Records excerpted from a collection:

###

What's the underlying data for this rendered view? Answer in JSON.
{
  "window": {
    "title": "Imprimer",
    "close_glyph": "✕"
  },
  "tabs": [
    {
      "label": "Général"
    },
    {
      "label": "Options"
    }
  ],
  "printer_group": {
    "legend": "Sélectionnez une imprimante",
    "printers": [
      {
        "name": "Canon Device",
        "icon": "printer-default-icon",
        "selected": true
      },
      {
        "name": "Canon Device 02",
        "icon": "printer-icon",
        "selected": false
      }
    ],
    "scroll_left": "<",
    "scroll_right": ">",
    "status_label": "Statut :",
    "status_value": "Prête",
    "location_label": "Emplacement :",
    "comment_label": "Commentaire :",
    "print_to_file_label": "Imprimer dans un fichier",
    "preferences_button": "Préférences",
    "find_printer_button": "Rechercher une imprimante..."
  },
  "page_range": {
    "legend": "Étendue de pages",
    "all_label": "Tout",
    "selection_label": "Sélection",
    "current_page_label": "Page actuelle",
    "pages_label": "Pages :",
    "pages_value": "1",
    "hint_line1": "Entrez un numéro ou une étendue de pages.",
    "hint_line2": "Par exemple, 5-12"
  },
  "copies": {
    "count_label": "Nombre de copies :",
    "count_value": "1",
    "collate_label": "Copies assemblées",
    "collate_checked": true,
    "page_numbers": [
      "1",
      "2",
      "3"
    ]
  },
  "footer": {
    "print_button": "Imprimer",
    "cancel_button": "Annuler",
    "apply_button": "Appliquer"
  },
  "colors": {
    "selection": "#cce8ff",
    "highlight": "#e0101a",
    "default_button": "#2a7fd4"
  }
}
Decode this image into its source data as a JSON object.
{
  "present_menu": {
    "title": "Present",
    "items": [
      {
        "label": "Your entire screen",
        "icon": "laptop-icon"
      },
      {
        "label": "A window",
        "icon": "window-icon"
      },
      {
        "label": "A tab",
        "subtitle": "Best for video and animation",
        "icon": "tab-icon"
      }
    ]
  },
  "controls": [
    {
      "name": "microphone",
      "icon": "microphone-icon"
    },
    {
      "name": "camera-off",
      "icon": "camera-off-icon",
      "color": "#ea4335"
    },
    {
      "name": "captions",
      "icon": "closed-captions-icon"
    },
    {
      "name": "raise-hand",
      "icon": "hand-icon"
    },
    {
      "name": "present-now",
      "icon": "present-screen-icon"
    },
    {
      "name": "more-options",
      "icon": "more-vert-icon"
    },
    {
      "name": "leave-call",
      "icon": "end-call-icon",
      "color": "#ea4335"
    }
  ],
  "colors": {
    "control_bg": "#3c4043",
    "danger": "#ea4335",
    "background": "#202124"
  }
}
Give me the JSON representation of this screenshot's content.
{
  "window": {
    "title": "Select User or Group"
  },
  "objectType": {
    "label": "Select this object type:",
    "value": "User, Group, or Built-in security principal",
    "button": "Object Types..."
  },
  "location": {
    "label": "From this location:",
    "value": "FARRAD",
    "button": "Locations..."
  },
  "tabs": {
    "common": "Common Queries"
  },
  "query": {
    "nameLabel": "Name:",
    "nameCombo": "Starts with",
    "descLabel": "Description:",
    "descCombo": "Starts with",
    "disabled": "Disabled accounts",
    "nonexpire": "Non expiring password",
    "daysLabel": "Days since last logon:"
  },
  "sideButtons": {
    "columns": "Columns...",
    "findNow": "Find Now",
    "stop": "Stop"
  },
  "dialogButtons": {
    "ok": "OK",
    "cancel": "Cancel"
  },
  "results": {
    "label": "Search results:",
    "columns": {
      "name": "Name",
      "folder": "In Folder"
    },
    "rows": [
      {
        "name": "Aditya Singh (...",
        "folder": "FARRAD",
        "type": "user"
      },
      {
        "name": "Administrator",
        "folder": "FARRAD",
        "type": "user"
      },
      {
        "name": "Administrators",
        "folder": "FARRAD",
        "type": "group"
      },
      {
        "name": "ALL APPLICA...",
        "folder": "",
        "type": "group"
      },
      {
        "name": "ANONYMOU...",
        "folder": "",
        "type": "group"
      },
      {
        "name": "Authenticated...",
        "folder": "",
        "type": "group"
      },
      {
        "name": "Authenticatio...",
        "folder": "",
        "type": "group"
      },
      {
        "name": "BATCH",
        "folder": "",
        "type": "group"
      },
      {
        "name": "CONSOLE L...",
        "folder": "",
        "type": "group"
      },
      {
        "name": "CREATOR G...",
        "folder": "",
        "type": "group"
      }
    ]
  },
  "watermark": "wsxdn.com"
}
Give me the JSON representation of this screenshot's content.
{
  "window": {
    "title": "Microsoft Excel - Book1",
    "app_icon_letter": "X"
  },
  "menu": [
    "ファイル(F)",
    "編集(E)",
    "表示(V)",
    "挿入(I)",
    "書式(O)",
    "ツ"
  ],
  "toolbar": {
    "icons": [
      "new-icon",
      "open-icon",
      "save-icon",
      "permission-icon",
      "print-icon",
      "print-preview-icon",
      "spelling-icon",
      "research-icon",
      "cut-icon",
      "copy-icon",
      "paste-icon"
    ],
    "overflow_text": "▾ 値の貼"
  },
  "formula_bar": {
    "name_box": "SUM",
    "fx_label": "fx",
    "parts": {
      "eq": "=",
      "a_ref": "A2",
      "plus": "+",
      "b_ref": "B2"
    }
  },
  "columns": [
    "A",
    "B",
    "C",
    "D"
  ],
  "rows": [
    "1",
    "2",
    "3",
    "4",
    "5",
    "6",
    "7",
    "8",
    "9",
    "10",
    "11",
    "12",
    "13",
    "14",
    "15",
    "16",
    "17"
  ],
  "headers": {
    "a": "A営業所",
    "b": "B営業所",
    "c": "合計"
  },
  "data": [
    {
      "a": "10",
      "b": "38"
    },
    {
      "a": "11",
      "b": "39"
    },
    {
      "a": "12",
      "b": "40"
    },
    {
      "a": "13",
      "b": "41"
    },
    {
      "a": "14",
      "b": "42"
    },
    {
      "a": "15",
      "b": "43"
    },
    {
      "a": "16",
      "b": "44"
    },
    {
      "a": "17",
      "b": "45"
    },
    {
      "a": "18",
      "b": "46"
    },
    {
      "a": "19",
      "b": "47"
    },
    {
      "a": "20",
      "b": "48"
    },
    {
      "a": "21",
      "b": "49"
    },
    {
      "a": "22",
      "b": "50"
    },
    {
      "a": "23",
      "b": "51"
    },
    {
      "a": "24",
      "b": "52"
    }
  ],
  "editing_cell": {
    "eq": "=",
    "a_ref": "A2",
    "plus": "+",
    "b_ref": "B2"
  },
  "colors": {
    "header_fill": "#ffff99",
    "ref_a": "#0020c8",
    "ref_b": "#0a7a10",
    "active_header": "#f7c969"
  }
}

###

=== What you need to do ===
Restate the whole listing exactly, leaving out nothing.

=== Response below ===
What's the underlying data for this rendered view? Answer in JSON.
{
  "window": {
    "title": "Imprimer",
    "close_glyph": "✕"
  },
  "tabs": [
    {
      "label": "Général"
    },
    {
      "label": "Options"
    }
  ],
  "printer_group": {
    "legend": "Sélectionnez une imprimante",
    "printers": [
      {
        "name": "Canon Device",
        "icon": "printer-default-icon",
        "selected": true
      },
      {
        "name": "Canon Device 02",
        "icon": "printer-icon",
        "selected": false
      }
    ],
    "scroll_left": "<",
    "scroll_right": ">",
    "status_label": "Statut :",
    "status_value": "Prête",
    "location_label": "Emplacement :",
    "comment_label": "Commentaire :",
    "print_to_file_label": "Imprimer dans un fichier",
    "preferences_button": "Préférences",
    "find_printer_button": "Rechercher une imprimante..."
  },
  "page_range": {
    "legend": "Étendue de pages",
    "all_label": "Tout",
    "selection_label": "Sélection",
    "current_page_label": "Page actuelle",
    "pages_label": "Pages :",
    "pages_value": "1",
    "hint_line1": "Entrez un numéro ou une étendue de pages.",
    "hint_line2": "Par exemple, 5-12"
  },
  "copies": {
    "count_label": "Nombre de copies :",
    "count_value": "1",
    "collate_label": "Copies assemblées",
    "collate_checked": true,
    "page_numbers": [
      "1",
      "2",
      "3"
    ]
  },
  "footer": {
    "print_button": "Imprimer",
    "cancel_button": "Annuler",
    "apply_button": "Appliquer"
  },
  "colors": {
    "selection": "#cce8ff",
    "highlight": "#e0101a",
    "default_button": "#2a7fd4"
  }
}
Decode this image into its source data as a JSON object.
{
  "present_menu": {
    "title": "Present",
    "items": [
      {
        "label": "Your entire screen",
        "icon": "laptop-icon"
      },
      {
        "label": "A window",
        "icon": "window-icon"
      },
      {
        "label": "A tab",
        "subtitle": "Best for video and animation",
        "icon": "tab-icon"
      }
    ]
  },
  "controls": [
    {
      "name": "microphone",
      "icon": "microphone-icon"
    },
    {
      "name": "camera-off",
      "icon": "camera-off-icon",
      "color": "#ea4335"
    },
    {
      "name": "captions",
      "icon": "closed-captions-icon"
    },
    {
      "name": "raise-hand",
      "icon": "hand-icon"
    },
    {
      "name": "present-now",
      "icon": "present-screen-icon"
    },
    {
      "name": "more-options",
      "icon": "more-vert-icon"
    },
    {
      "name": "leave-call",
      "icon": "end-call-icon",
      "color": "#ea4335"
    }
  ],
  "colors": {
    "control_bg": "#3c4043",
    "danger": "#ea4335",
    "background": "#202124"
  }
}
Give me the JSON representation of this screenshot's content.
{
  "window": {
    "title": "Select User or Group"
  },
  "objectType": {
    "label": "Select this object type:",
    "value": "User, Group, or Built-in security principal",
    "button": "Object Types..."
  },
  "location": {
    "label": "From this location:",
    "value": "FARRAD",
    "button": "Locations..."
  },
  "tabs": {
    "common": "Common Queries"
  },
  "query": {
    "nameLabel": "Name:",
    "nameCombo": "Starts with",
    "descLabel": "Description:",
    "descCombo": "Starts with",
    "disabled": "Disabled accounts",
    "nonexpire": "Non expiring password",
    "daysLabel": "Days since last logon:"
  },
  "sideButtons": {
    "columns": "Columns...",
    "findNow": "Find Now",
    "stop": "Stop"
  },
  "dialogButtons": {
    "ok": "OK",
    "cancel": "Cancel"
  },
  "results": {
    "label": "Search results:",
    "columns": {
      "name": "Name",
      "folder": "In Folder"
    },
    "rows": [
      {
        "name": "Aditya Singh (...",
        "folder": "FARRAD",
        "type": "user"
      },
      {
        "name": "Administrator",
        "folder": "FARRAD",
        "type": "user"
      },
      {
        "name": "Administrators",
        "folder": "FARRAD",
        "type": "group"
      },
      {
        "name": "ALL APPLICA...",
        "folder": "",
        "type": "group"
      },
      {
        "name": "ANONYMOU...",
        "folder": "",
        "type": "group"
      },
      {
        "name": "Authenticated...",
        "folder": "",
        "type": "group"
      },
      {
        "name": "Authenticatio...",
        "folder": "",
        "type": "group"
      },
      {
        "name": "BATCH",
        "folder": "",
        "type": "group"
      },
      {
        "name": "CONSOLE L...",
        "folder": "",
        "type": "group"
      },
      {
        "name": "CREATOR G...",
        "folder": "",
        "type": "group"
      }
    ]
  },
  "watermark": "wsxdn.com"
}
Give me the JSON representation of this screenshot's content.
{
  "window": {
    "title": "Microsoft Excel - Book1",
    "app_icon_letter": "X"
  },
  "menu": [
    "ファイル(F)",
    "編集(E)",
    "表示(V)",
    "挿入(I)",
    "書式(O)",
    "ツ"
  ],
  "toolbar": {
    "icons": [
      "new-icon",
      "open-icon",
      "save-icon",
      "permission-icon",
      "print-icon",
      "print-preview-icon",
      "spelling-icon",
      "research-icon",
      "cut-icon",
      "copy-icon",
      "paste-icon"
    ],
    "overflow_text": "▾ 値の貼"
  },
  "formula_bar": {
    "name_box": "SUM",
    "fx_label": "fx",
    "parts": {
      "eq": "=",
      "a_ref": "A2",
      "plus": "+",
      "b_ref": "B2"
    }
  },
  "columns": [
    "A",
    "B",
    "C",
    "D"
  ],
  "rows": [
    "1",
    "2",
    "3",
    "4",
    "5",
    "6",
    "7",
    "8",
    "9",
    "10",
    "11",
    "12",
    "13",
    "14",
    "15",
    "16",
    "17"
  ],
  "headers": {
    "a": "A営業所",
    "b": "B営業所",
    "c": "合計"
  },
  "data": [
    {
      "a": "10",
      "b": "38"
    },
    {
      "a": "11",
      "b": "39"
    },
    {
      "a": "12",
      "b": "40"
    },
    {
      "a": "13",
      "b": "41"
    },
    {
      "a": "14",
      "b": "42"
    },
    {
      "a": "15",
      "b": "43"
    },
    {
      "a": "16",
      "b": "44"
    },
    {
      "a": "17",
      "b": "45"
    },
    {
      "a": "18",
      "b": "46"
    },
    {
      "a": "19",
      "b": "47"
    },
    {
      "a": "20",
      "b": "48"
    },
    {
      "a": "21",
      "b": "49"
    },
    {
      "a": "22",
      "b": "50"
    },
    {
      "a": "23",
      "b": "51"
    },
    {
      "a": "24",
      "b": "52"
    }
  ],
  "editing_cell": {
    "eq": "=",
    "a_ref": "A2",
    "plus": "+",
    "b_ref": "B2"
  },
  "colors": {
    "header_fill": "#ffff99",
    "ref_a": "#0020c8",
    "ref_b": "#0a7a10",
    "active_header": "#f7c969"
  }
}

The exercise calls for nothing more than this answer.